WRITTEN EXERCISE: Going through the material below, please gather all lines with the word "aprobación" in them.
# Start of MATERIAL FOR THIS TASK
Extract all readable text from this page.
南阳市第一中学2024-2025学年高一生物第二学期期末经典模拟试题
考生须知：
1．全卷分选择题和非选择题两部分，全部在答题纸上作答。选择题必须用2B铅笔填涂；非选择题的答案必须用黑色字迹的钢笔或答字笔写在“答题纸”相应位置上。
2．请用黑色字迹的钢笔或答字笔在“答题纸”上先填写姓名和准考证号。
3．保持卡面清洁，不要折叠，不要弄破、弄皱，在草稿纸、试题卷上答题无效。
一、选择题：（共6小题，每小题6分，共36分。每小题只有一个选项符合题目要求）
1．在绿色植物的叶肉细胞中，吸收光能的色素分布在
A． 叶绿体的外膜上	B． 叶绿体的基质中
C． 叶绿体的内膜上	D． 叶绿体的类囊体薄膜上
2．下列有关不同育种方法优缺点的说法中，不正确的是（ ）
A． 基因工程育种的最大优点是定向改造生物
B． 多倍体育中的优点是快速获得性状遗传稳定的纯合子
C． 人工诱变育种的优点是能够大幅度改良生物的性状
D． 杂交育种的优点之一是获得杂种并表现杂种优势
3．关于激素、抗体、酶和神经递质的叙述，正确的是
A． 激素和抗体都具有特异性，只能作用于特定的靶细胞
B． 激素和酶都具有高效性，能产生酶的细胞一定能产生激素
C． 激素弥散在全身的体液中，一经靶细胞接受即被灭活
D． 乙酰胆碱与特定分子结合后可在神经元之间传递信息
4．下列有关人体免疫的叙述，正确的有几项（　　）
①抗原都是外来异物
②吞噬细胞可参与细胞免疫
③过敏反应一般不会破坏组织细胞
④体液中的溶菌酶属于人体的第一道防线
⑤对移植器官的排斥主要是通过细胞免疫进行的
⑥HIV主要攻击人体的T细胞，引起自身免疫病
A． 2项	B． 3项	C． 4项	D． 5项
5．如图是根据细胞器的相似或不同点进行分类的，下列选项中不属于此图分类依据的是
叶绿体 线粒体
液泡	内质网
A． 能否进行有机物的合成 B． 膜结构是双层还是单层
# End of MATERIAL FOR THIS TASK
# Start of MATERIAL FOR THIS TASK
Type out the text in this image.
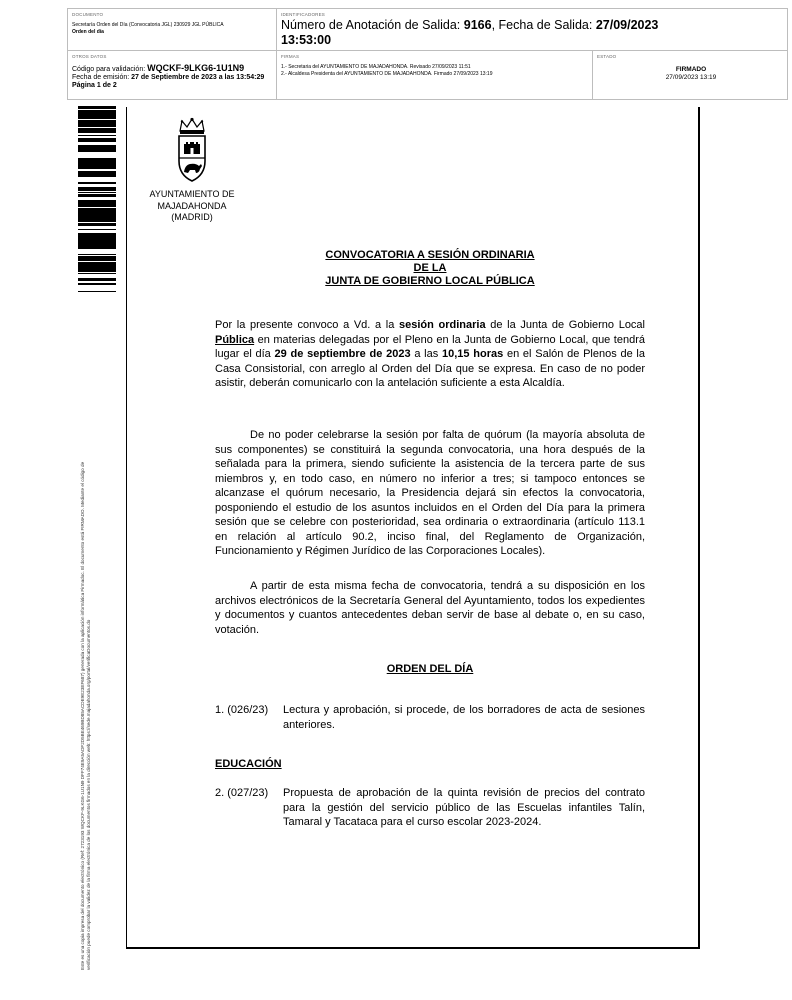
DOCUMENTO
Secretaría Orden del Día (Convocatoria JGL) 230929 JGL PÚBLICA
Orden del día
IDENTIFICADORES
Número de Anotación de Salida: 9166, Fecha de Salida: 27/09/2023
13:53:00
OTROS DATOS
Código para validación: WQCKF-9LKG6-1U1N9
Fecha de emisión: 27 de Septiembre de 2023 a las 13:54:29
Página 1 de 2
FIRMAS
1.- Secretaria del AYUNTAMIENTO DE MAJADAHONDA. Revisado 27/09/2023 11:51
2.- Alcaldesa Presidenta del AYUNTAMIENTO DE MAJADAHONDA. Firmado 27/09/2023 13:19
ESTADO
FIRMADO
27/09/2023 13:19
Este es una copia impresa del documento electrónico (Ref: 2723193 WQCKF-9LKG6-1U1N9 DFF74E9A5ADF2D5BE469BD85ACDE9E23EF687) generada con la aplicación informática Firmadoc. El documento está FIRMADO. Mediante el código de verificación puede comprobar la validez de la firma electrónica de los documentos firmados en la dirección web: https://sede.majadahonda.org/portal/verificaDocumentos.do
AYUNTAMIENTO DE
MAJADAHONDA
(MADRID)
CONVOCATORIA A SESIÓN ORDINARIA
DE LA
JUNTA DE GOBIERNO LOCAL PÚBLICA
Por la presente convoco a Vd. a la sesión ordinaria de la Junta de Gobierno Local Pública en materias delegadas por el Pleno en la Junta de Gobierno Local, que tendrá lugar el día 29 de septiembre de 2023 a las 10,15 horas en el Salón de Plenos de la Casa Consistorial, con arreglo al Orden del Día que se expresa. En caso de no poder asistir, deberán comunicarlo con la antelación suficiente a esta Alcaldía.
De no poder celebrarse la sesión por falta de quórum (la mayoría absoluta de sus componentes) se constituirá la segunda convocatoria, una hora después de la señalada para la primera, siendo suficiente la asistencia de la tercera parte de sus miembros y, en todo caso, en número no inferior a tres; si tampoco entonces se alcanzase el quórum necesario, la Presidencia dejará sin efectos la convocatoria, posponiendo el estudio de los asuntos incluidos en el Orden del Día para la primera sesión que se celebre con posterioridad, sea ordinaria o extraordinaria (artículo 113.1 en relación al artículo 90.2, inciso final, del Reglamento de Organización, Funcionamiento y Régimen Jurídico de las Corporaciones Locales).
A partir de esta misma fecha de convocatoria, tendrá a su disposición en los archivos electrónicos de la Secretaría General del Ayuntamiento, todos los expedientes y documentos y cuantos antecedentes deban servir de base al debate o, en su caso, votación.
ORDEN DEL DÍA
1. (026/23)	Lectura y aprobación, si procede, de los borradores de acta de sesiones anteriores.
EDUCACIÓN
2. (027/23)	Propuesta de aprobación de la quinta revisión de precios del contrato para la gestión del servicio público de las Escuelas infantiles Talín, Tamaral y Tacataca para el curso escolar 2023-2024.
# End of MATERIAL FOR THIS TASK
# Start of MATERIAL FOR THIS TASK
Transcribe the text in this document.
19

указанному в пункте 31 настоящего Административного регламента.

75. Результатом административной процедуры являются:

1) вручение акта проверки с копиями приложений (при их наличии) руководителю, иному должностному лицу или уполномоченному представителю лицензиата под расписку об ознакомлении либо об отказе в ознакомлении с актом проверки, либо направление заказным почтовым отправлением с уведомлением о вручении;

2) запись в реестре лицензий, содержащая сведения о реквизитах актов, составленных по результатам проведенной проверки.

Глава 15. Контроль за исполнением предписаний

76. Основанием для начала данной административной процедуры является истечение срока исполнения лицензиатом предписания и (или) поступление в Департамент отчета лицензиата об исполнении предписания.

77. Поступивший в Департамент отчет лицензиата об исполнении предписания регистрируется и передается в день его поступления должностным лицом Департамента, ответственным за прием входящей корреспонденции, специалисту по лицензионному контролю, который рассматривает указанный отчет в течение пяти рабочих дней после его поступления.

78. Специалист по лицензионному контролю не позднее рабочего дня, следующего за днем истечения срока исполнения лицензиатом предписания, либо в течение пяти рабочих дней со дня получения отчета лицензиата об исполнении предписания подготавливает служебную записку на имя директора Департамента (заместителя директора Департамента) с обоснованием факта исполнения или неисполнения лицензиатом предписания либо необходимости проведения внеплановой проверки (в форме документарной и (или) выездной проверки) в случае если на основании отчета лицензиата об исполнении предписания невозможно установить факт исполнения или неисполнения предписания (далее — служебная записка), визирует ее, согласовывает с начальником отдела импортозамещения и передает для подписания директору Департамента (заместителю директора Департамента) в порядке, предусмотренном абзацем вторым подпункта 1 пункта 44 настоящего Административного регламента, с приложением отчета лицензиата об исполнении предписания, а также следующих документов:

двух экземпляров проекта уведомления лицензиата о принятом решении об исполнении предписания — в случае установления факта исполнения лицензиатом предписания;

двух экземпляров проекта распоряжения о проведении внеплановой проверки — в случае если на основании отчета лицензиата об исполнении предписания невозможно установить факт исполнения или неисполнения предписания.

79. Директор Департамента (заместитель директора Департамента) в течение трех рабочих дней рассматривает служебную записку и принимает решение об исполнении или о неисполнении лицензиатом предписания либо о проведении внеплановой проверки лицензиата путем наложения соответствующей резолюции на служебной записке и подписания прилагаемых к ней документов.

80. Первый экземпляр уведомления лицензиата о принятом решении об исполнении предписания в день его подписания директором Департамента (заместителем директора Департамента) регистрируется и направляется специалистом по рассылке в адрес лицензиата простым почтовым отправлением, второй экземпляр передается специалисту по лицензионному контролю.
# End of MATERIAL FOR THIS TASK
EXERCISE RESPONSE:
1. (026/23)	Lectura y aprobación, si procede, de los borradores de acta de sesiones anteriores.
2. (027/23)	Propuesta de aprobación de la quinta revisión de precios del contrato para la gestión del servicio público de las Escuelas infantiles Talín, Tamaral y Tacataca para el curso escolar 2023-2024.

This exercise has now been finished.